INFORMATION SUPPLIED —
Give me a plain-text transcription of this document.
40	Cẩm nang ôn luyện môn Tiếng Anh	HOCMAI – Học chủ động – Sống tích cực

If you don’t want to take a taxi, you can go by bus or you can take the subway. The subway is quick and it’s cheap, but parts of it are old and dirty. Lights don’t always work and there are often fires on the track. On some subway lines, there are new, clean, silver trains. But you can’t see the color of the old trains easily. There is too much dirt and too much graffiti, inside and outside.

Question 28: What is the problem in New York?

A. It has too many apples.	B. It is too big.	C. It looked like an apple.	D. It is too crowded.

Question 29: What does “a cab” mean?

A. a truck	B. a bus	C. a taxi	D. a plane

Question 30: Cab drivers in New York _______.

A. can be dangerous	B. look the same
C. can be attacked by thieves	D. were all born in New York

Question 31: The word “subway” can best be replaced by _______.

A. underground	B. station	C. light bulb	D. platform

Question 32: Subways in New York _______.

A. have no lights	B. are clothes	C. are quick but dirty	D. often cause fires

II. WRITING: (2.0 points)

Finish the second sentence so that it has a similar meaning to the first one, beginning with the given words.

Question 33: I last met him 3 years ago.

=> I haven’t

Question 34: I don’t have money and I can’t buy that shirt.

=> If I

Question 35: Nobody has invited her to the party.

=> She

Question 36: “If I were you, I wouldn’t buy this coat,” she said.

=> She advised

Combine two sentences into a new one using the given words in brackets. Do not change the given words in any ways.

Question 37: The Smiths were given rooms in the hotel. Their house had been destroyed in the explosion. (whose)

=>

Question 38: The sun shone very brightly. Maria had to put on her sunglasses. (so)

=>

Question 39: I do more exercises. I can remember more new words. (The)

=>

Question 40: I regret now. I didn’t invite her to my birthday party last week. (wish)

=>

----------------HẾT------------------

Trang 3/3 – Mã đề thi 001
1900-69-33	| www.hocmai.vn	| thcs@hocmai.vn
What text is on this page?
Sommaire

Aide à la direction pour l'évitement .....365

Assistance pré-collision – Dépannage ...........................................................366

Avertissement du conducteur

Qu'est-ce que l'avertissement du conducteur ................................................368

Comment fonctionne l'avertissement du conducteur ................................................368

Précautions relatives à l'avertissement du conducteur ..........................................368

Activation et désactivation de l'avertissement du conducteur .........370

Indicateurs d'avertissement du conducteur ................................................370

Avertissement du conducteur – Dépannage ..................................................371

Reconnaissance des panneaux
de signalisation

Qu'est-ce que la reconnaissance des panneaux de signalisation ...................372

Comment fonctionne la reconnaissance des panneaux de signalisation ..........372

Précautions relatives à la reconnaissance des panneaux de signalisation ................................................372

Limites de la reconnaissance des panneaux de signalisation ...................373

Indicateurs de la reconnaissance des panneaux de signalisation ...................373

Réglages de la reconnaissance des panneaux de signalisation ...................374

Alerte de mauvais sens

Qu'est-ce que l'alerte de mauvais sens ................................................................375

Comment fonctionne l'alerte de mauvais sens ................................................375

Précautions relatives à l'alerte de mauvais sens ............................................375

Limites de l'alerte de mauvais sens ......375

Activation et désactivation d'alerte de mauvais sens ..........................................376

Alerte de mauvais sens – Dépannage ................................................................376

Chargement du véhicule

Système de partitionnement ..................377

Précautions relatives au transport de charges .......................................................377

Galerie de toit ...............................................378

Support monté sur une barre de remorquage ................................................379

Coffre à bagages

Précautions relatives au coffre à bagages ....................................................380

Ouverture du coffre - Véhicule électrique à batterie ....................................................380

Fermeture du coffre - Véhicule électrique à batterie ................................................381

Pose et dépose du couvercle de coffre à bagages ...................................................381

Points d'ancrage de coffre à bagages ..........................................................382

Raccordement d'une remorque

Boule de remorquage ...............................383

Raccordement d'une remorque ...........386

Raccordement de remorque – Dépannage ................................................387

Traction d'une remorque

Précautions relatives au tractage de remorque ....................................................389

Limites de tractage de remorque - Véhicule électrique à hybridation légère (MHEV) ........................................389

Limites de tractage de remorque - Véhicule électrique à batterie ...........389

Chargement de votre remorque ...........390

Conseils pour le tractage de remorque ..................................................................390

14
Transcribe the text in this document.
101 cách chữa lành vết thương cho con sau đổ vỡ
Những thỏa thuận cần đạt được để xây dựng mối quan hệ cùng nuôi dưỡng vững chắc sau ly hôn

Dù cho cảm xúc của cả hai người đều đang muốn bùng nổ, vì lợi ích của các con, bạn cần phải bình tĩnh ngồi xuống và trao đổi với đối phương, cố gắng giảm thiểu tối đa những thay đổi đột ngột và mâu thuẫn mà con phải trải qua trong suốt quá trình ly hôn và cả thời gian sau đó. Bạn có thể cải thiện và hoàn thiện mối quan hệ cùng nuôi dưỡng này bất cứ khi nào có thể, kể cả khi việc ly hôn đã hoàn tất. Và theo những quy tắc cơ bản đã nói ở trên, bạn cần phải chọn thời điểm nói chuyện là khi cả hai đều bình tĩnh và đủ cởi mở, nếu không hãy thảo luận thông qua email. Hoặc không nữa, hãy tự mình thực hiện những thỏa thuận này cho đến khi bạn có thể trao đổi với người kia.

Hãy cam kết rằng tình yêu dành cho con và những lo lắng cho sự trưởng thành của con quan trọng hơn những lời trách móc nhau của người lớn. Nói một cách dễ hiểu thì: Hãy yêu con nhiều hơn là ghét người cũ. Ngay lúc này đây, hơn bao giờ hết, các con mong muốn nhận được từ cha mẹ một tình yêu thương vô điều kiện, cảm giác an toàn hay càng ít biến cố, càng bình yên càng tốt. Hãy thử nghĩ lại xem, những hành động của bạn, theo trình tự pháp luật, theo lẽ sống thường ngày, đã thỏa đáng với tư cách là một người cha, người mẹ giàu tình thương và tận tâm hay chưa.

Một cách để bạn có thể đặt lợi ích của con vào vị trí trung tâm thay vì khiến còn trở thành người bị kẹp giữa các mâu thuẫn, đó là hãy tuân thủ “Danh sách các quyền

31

TASK TO COMPLETE — Print every record above exactly as written.

RESPONSE —
Give me a plain-text transcription of this document.
40	Cẩm nang ôn luyện môn Tiếng Anh	HOCMAI – Học chủ động – Sống tích cực

If you don’t want to take a taxi, you can go by bus or you can take the subway. The subway is quick and it’s cheap, but parts of it are old and dirty. Lights don’t always work and there are often fires on the track. On some subway lines, there are new, clean, silver trains. But you can’t see the color of the old trains easily. There is too much dirt and too much graffiti, inside and outside.

Question 28: What is the problem in New York?

A. It has too many apples.	B. It is too big.	C. It looked like an apple.	D. It is too crowded.

Question 29: What does “a cab” mean?

A. a truck	B. a bus	C. a taxi	D. a plane

Question 30: Cab drivers in New York _______.

A. can be dangerous	B. look the same
C. can be attacked by thieves	D. were all born in New York

Question 31: The word “subway” can best be replaced by _______.

A. underground	B. station	C. light bulb	D. platform

Question 32: Subways in New York _______.

A. have no lights	B. are clothes	C. are quick but dirty	D. often cause fires

II. WRITING: (2.0 points)

Finish the second sentence so that it has a similar meaning to the first one, beginning with the given words.

Question 33: I last met him 3 years ago.

=> I haven’t

Question 34: I don’t have money and I can’t buy that shirt.

=> If I

Question 35: Nobody has invited her to the party.

=> She

Question 36: “If I were you, I wouldn’t buy this coat,” she said.

=> She advised

Combine two sentences into a new one using the given words in brackets. Do not change the given words in any ways.

Question 37: The Smiths were given rooms in the hotel. Their house had been destroyed in the explosion. (whose)

=>

Question 38: The sun shone very brightly. Maria had to put on her sunglasses. (so)

=>

Question 39: I do more exercises. I can remember more new words. (The)

=>

Question 40: I regret now. I didn’t invite her to my birthday party last week. (wish)

=>

----------------HẾT------------------

Trang 3/3 – Mã đề thi 001
1900-69-33	| www.hocmai.vn	| thcs@hocmai.vn
What text is on this page?
Sommaire

Aide à la direction pour l'évitement .....365

Assistance pré-collision – Dépannage ...........................................................366

Avertissement du conducteur

Qu'est-ce que l'avertissement du conducteur ................................................368

Comment fonctionne l'avertissement du conducteur ................................................368

Précautions relatives à l'avertissement du conducteur ..........................................368

Activation et désactivation de l'avertissement du conducteur .........370

Indicateurs d'avertissement du conducteur ................................................370

Avertissement du conducteur – Dépannage ..................................................371

Reconnaissance des panneaux
de signalisation

Qu'est-ce que la reconnaissance des panneaux de signalisation ...................372

Comment fonctionne la reconnaissance des panneaux de signalisation ..........372

Précautions relatives à la reconnaissance des panneaux de signalisation ................................................372

Limites de la reconnaissance des panneaux de signalisation ...................373

Indicateurs de la reconnaissance des panneaux de signalisation ...................373

Réglages de la reconnaissance des panneaux de signalisation ...................374

Alerte de mauvais sens

Qu'est-ce que l'alerte de mauvais sens ................................................................375

Comment fonctionne l'alerte de mauvais sens ................................................375

Précautions relatives à l'alerte de mauvais sens ............................................375

Limites de l'alerte de mauvais sens ......375

Activation et désactivation d'alerte de mauvais sens ..........................................376

Alerte de mauvais sens – Dépannage ................................................................376

Chargement du véhicule

Système de partitionnement ..................377

Précautions relatives au transport de charges .......................................................377

Galerie de toit ...............................................378

Support monté sur une barre de remorquage ................................................379

Coffre à bagages

Précautions relatives au coffre à bagages ....................................................380

Ouverture du coffre - Véhicule électrique à batterie ....................................................380

Fermeture du coffre - Véhicule électrique à batterie ................................................381

Pose et dépose du couvercle de coffre à bagages ...................................................381

Points d'ancrage de coffre à bagages ..........................................................382

Raccordement d'une remorque

Boule de remorquage ...............................383

Raccordement d'une remorque ...........386

Raccordement de remorque – Dépannage ................................................387

Traction d'une remorque

Précautions relatives au tractage de remorque ....................................................389

Limites de tractage de remorque - Véhicule électrique à hybridation légère (MHEV) ........................................389

Limites de tractage de remorque - Véhicule électrique à batterie ...........389

Chargement de votre remorque ...........390

Conseils pour le tractage de remorque ..................................................................390

14
Transcribe the text in this document.
101 cách chữa lành vết thương cho con sau đổ vỡ
Những thỏa thuận cần đạt được để xây dựng mối quan hệ cùng nuôi dưỡng vững chắc sau ly hôn

Dù cho cảm xúc của cả hai người đều đang muốn bùng nổ, vì lợi ích của các con, bạn cần phải bình tĩnh ngồi xuống và trao đổi với đối phương, cố gắng giảm thiểu tối đa những thay đổi đột ngột và mâu thuẫn mà con phải trải qua trong suốt quá trình ly hôn và cả thời gian sau đó. Bạn có thể cải thiện và hoàn thiện mối quan hệ cùng nuôi dưỡng này bất cứ khi nào có thể, kể cả khi việc ly hôn đã hoàn tất. Và theo những quy tắc cơ bản đã nói ở trên, bạn cần phải chọn thời điểm nói chuyện là khi cả hai đều bình tĩnh và đủ cởi mở, nếu không hãy thảo luận thông qua email. Hoặc không nữa, hãy tự mình thực hiện những thỏa thuận này cho đến khi bạn có thể trao đổi với người kia.

Hãy cam kết rằng tình yêu dành cho con và những lo lắng cho sự trưởng thành của con quan trọng hơn những lời trách móc nhau của người lớn. Nói một cách dễ hiểu thì: Hãy yêu con nhiều hơn là ghét người cũ. Ngay lúc này đây, hơn bao giờ hết, các con mong muốn nhận được từ cha mẹ một tình yêu thương vô điều kiện, cảm giác an toàn hay càng ít biến cố, càng bình yên càng tốt. Hãy thử nghĩ lại xem, những hành động của bạn, theo trình tự pháp luật, theo lẽ sống thường ngày, đã thỏa đáng với tư cách là một người cha, người mẹ giàu tình thương và tận tâm hay chưa.

Một cách để bạn có thể đặt lợi ích của con vào vị trí trung tâm thay vì khiến còn trở thành người bị kẹp giữa các mâu thuẫn, đó là hãy tuân thủ “Danh sách các quyền

31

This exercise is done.